*Problem to work on*.
Reproduce the material in full, unchanged.
○ ○ ○ ○ ○ ○ ○
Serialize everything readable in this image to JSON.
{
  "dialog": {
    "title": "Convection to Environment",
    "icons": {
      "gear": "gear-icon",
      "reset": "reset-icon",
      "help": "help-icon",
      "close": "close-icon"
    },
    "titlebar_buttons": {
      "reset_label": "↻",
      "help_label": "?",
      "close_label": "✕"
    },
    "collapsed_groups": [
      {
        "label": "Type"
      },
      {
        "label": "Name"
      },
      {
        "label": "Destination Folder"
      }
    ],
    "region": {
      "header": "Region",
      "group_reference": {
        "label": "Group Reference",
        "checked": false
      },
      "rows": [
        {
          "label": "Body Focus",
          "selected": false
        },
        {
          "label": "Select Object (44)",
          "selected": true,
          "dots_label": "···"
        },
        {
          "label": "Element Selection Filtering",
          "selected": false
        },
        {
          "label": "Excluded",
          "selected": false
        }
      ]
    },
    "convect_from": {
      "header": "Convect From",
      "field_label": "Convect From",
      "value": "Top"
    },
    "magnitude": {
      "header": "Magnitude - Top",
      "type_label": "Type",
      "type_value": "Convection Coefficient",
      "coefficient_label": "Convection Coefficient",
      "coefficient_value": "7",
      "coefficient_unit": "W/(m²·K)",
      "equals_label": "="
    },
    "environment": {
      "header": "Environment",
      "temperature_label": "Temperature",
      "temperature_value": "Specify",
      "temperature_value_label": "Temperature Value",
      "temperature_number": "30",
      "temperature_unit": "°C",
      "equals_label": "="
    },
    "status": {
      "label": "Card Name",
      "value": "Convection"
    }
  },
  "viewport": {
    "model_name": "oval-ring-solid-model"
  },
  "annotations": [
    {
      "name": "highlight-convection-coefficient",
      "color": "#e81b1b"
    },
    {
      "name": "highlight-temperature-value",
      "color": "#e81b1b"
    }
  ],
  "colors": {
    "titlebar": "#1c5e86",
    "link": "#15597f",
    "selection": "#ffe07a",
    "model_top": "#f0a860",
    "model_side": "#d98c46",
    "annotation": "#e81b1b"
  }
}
○ ○ ○ ○ ○ ○ ○
*Written response*.
Serialize everything readable in this image to JSON.
{
  "dialog": {
    "title": "Convection to Environment",
    "icons": {
      "gear": "gear-icon",
      "reset": "reset-icon",
      "help": "help-icon",
      "close": "close-icon"
    },
    "titlebar_buttons": {
      "reset_label": "↻",
      "help_label": "?",
      "close_label": "✕"
    },
    "collapsed_groups": [
      {
        "label": "Type"
      },
      {
        "label": "Name"
      },
      {
        "label": "Destination Folder"
      }
    ],
    "region": {
      "header": "Region",
      "group_reference": {
        "label": "Group Reference",
        "checked": false
      },
      "rows": [
        {
          "label": "Body Focus",
          "selected": false
        },
        {
          "label": "Select Object (44)",
          "selected": true,
          "dots_label": "···"
        },
        {
          "label": "Element Selection Filtering",
          "selected": false
        },
        {
          "label": "Excluded",
          "selected": false
        }
      ]
    },
    "convect_from": {
      "header": "Convect From",
      "field_label": "Convect From",
      "value": "Top"
    },
    "magnitude": {
      "header": "Magnitude - Top",
      "type_label": "Type",
      "type_value": "Convection Coefficient",
      "coefficient_label": "Convection Coefficient",
      "coefficient_value": "7",
      "coefficient_unit": "W/(m²·K)",
      "equals_label": "="
    },
    "environment": {
      "header": "Environment",
      "temperature_label": "Temperature",
      "temperature_value": "Specify",
      "temperature_value_label": "Temperature Value",
      "temperature_number": "30",
      "temperature_unit": "°C",
      "equals_label": "="
    },
    "status": {
      "label": "Card Name",
      "value": "Convection"
    }
  },
  "viewport": {
    "model_name": "oval-ring-solid-model"
  },
  "annotations": [
    {
      "name": "highlight-convection-coefficient",
      "color": "#e81b1b"
    },
    {
      "name": "highlight-temperature-value",
      "color": "#e81b1b"
    }
  ],
  "colors": {
    "titlebar": "#1c5e86",
    "link": "#15597f",
    "selection": "#ffe07a",
    "model_top": "#f0a860",
    "model_side": "#d98c46",
    "annotation": "#e81b1b"
  }
}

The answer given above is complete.